▸ **EXERCISE DESCRIPTION**:
Exactly the lines from the line containing "What's the underlying" through the final line of the entries below must be returned, and only those, without pictures.

# RECORDS TO USE start

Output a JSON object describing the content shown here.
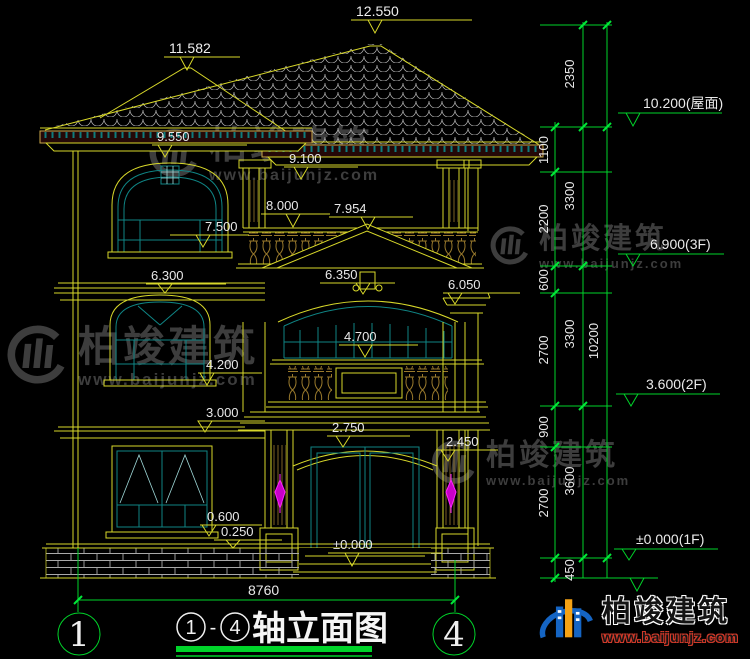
{
  "watermark": {
    "name": "柏竣建筑",
    "url": "www.baijunjz.com"
  },
  "logo": {
    "name": "柏竣建筑",
    "url": "www.baijunjz.com"
  },
  "title_block": {
    "axis_start": "1",
    "axis_end": "4",
    "separator": "-",
    "title_text": "轴立面图",
    "width_dim": "8760"
  },
  "elevations": {
    "ridge_main": "12.550",
    "ridge_left": "11.582",
    "eave_left": "9.550",
    "eave_right": "9.100",
    "balustrade_top": "8.000",
    "pediment_apex": "7.954",
    "window_sill_3f": "7.500",
    "band_3f_left": "6.300",
    "bay_arch_top": "6.350",
    "cornice_right": "6.050",
    "bay_sill_2f": "4.700",
    "window_sill_2f": "4.200",
    "band_2f_left": "3.000",
    "entry_arch_top": "2.750",
    "entry_arch_spring": "2.450",
    "window_sill_1f": "0.600",
    "plinth_top": "0.250",
    "ground_entry": "±0.000"
  },
  "levels": {
    "roof": "10.200(屋面)",
    "f3": "6.900(3F)",
    "f2": "3.600(2F)",
    "f1": "±0.000(1F)"
  },
  "dim_chain": {
    "inner": [
      "1100",
      "2200",
      "600",
      "2700",
      "900",
      "2700",
      "450"
    ],
    "middle": [
      "2350",
      "3300",
      "3300",
      "3600"
    ],
    "outer": [
      "10200"
    ]
  }
}
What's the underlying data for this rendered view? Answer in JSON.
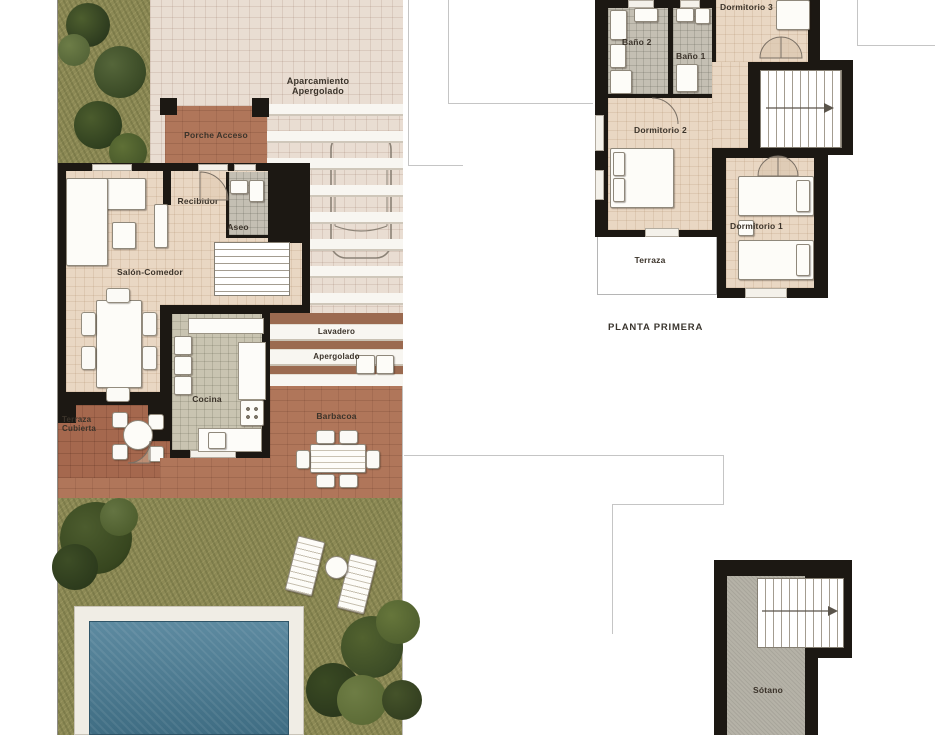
{
  "plan_type": "architectural-floor-plan",
  "ground_floor": {
    "rooms": {
      "aparcamiento": "Aparcamiento\nApergolado",
      "porche": "Porche Acceso",
      "recibidor": "Recibidor",
      "aseo": "Aseo",
      "salon": "Salón-Comedor",
      "cocina": "Cocina",
      "lavadero": "Lavadero",
      "apergolado": "Apergolado",
      "barbacoa": "Barbacoa",
      "terraza_cubierta": "Terraza\nCubierta"
    }
  },
  "first_floor": {
    "title": "PLANTA PRIMERA",
    "rooms": {
      "dormitorio3": "Dormitorio 3",
      "bano2": "Baño 2",
      "bano1": "Baño 1",
      "dormitorio2": "Dormitorio 2",
      "dormitorio1": "Dormitorio 1",
      "terraza": "Terraza"
    }
  },
  "basement": {
    "rooms": {
      "sotano": "Sótano"
    }
  },
  "colors": {
    "wall": "#1c1813",
    "floor_cream": "#e9d7c3",
    "floor_tile_gray": "#c4bfb3",
    "kitchen_tile": "#c9c4b1",
    "terracotta": "#b0765a",
    "terracotta_dark": "#a5684e",
    "parking_tile": "#e9ddd2",
    "pergola_beam": "#f8f6f1",
    "lawn": "#8c8955",
    "pool_water": "#4e7e94",
    "pool_deck": "#f0ede5",
    "basement_floor": "#b5b2a7"
  }
}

# RECORDS TO USE end

▸ **FINAL ANSWER**:
What's the underlying data for this rendered view? Answer in JSON.
{
  "plan_type": "architectural-floor-plan",
  "ground_floor": {
    "rooms": {
      "aparcamiento": "Aparcamiento\nApergolado",
      "porche": "Porche Acceso",
      "recibidor": "Recibidor",
      "aseo": "Aseo",
      "salon": "Salón-Comedor",
      "cocina": "Cocina",
      "lavadero": "Lavadero",
      "apergolado": "Apergolado",
      "barbacoa": "Barbacoa",
      "terraza_cubierta": "Terraza\nCubierta"
    }
  },
  "first_floor": {
    "title": "PLANTA PRIMERA",
    "rooms": {
      "dormitorio3": "Dormitorio 3",
      "bano2": "Baño 2",
      "bano1": "Baño 1",
      "dormitorio2": "Dormitorio 2",
      "dormitorio1": "Dormitorio 1",
      "terraza": "Terraza"
    }
  },
  "basement": {
    "rooms": {
      "sotano": "Sótano"
    }
  },
  "colors": {
    "wall": "#1c1813",
    "floor_cream": "#e9d7c3",
    "floor_tile_gray": "#c4bfb3",
    "kitchen_tile": "#c9c4b1",
    "terracotta": "#b0765a",
    "terracotta_dark": "#a5684e",
    "parking_tile": "#e9ddd2",
    "pergola_beam": "#f8f6f1",
    "lawn": "#8c8955",
    "pool_water": "#4e7e94",
    "pool_deck": "#f0ede5",
    "basement_floor": "#b5b2a7"
  }
}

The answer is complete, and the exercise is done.